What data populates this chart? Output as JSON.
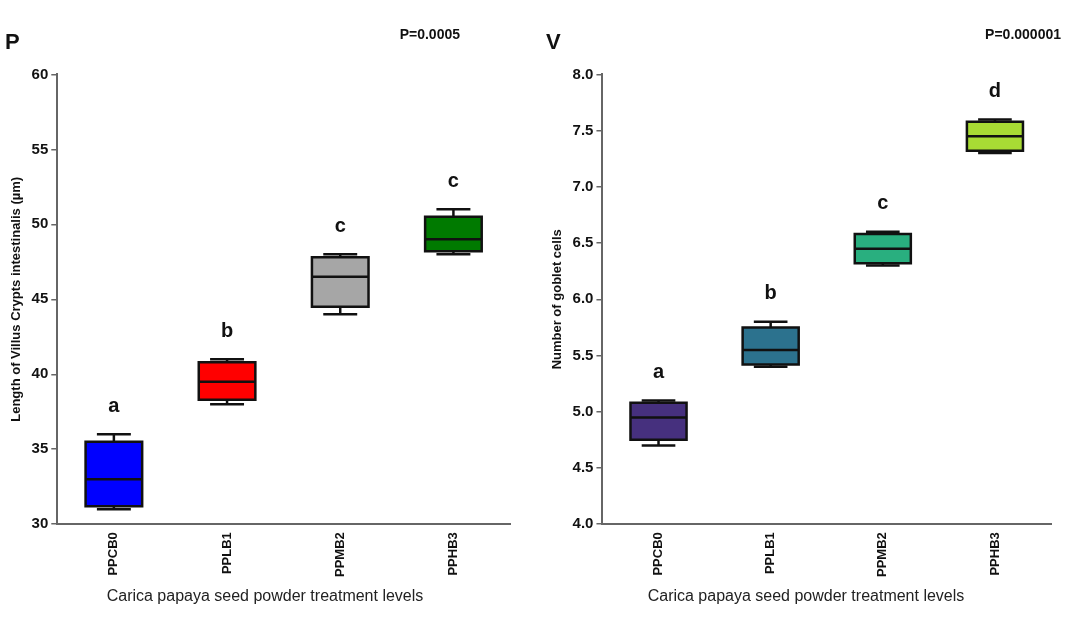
{
  "chart_data": [
    {
      "type": "box",
      "title": "P",
      "ylabel": "Length of Villus Crypts intestinalis (µm)",
      "xlabel": "Carica papaya seed powder treatment levels",
      "categories": [
        "PPCB0",
        "PPLB1",
        "PPMB2",
        "PPHB3"
      ],
      "boxes": [
        {
          "low": 31,
          "q1": 31.2,
          "median": 33,
          "q3": 35.5,
          "high": 36
        },
        {
          "low": 38,
          "q1": 38.3,
          "median": 39.5,
          "q3": 40.8,
          "high": 41
        },
        {
          "low": 44,
          "q1": 44.5,
          "median": 46.5,
          "q3": 47.8,
          "high": 48
        },
        {
          "low": 48,
          "q1": 48.2,
          "median": 49,
          "q3": 50.5,
          "high": 51
        }
      ],
      "colors": [
        "#0000ff",
        "#ff0000",
        "#a6a6a6",
        "#007a00"
      ],
      "ylim": [
        30,
        60
      ],
      "yticks": [
        30,
        35,
        40,
        45,
        50,
        55,
        60
      ],
      "grid": false,
      "annotations": [
        "P=0.0005",
        "a",
        "b",
        "c",
        "c"
      ]
    },
    {
      "type": "box",
      "title": "V",
      "ylabel": "Number of goblet cells",
      "xlabel": "Carica papaya seed powder treatment levels",
      "categories": [
        "PPCB0",
        "PPLB1",
        "PPMB2",
        "PPHB3"
      ],
      "boxes": [
        {
          "low": 4.7,
          "q1": 4.75,
          "median": 4.95,
          "q3": 5.08,
          "high": 5.1
        },
        {
          "low": 5.4,
          "q1": 5.42,
          "median": 5.55,
          "q3": 5.75,
          "high": 5.8
        },
        {
          "low": 6.3,
          "q1": 6.32,
          "median": 6.45,
          "q3": 6.58,
          "high": 6.6
        },
        {
          "low": 7.3,
          "q1": 7.32,
          "median": 7.45,
          "q3": 7.58,
          "high": 7.6
        }
      ],
      "colors": [
        "#46307e",
        "#2c728e",
        "#29af7f",
        "#a8db34"
      ],
      "ylim": [
        4,
        8
      ],
      "yticks": [
        {
          "value": 4,
          "label": "4.0"
        },
        {
          "value": 4.5,
          "label": "4.5"
        },
        {
          "value": 5,
          "label": "5.0"
        },
        {
          "value": 5.5,
          "label": "5.5"
        },
        {
          "value": 6,
          "label": "6.0"
        },
        {
          "value": 6.5,
          "label": "6.5"
        },
        {
          "value": 7,
          "label": "7.0"
        },
        {
          "value": 7.5,
          "label": "7.5"
        },
        {
          "value": 8,
          "label": "8.0"
        }
      ],
      "grid": false,
      "annotations": [
        "P=0.000001",
        "a",
        "b",
        "c",
        "d"
      ]
    }
  ]
}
□ □ □
■ Exercise aim:
Although the records include pictures, the copy should reproduce every line exactly and none of the pictures.

■ Result of the task:
What data populates this chart? Output as JSON.
{
  "chart_data": [
    {
      "type": "box",
      "title": "P",
      "ylabel": "Length of Villus Crypts intestinalis (µm)",
      "xlabel": "Carica papaya seed powder treatment levels",
      "categories": [
        "PPCB0",
        "PPLB1",
        "PPMB2",
        "PPHB3"
      ],
      "boxes": [
        {
          "low": 31,
          "q1": 31.2,
          "median": 33,
          "q3": 35.5,
          "high": 36
        },
        {
          "low": 38,
          "q1": 38.3,
          "median": 39.5,
          "q3": 40.8,
          "high": 41
        },
        {
          "low": 44,
          "q1": 44.5,
          "median": 46.5,
          "q3": 47.8,
          "high": 48
        },
        {
          "low": 48,
          "q1": 48.2,
          "median": 49,
          "q3": 50.5,
          "high": 51
        }
      ],
      "colors": [
        "#0000ff",
        "#ff0000",
        "#a6a6a6",
        "#007a00"
      ],
      "ylim": [
        30,
        60
      ],
      "yticks": [
        30,
        35,
        40,
        45,
        50,
        55,
        60
      ],
      "grid": false,
      "annotations": [
        "P=0.0005",
        "a",
        "b",
        "c",
        "c"
      ]
    },
    {
      "type": "box",
      "title": "V",
      "ylabel": "Number of goblet cells",
      "xlabel": "Carica papaya seed powder treatment levels",
      "categories": [
        "PPCB0",
        "PPLB1",
        "PPMB2",
        "PPHB3"
      ],
      "boxes": [
        {
          "low": 4.7,
          "q1": 4.75,
          "median": 4.95,
          "q3": 5.08,
          "high": 5.1
        },
        {
          "low": 5.4,
          "q1": 5.42,
          "median": 5.55,
          "q3": 5.75,
          "high": 5.8
        },
        {
          "low": 6.3,
          "q1": 6.32,
          "median": 6.45,
          "q3": 6.58,
          "high": 6.6
        },
        {
          "low": 7.3,
          "q1": 7.32,
          "median": 7.45,
          "q3": 7.58,
          "high": 7.6
        }
      ],
      "colors": [
        "#46307e",
        "#2c728e",
        "#29af7f",
        "#a8db34"
      ],
      "ylim": [
        4,
        8
      ],
      "yticks": [
        {
          "value": 4,
          "label": "4.0"
        },
        {
          "value": 4.5,
          "label": "4.5"
        },
        {
          "value": 5,
          "label": "5.0"
        },
        {
          "value": 5.5,
          "label": "5.5"
        },
        {
          "value": 6,
          "label": "6.0"
        },
        {
          "value": 6.5,
          "label": "6.5"
        },
        {
          "value": 7,
          "label": "7.0"
        },
        {
          "value": 7.5,
          "label": "7.5"
        },
        {
          "value": 8,
          "label": "8.0"
        }
      ],
      "grid": false,
      "annotations": [
        "P=0.000001",
        "a",
        "b",
        "c",
        "d"
      ]
    }
  ]
}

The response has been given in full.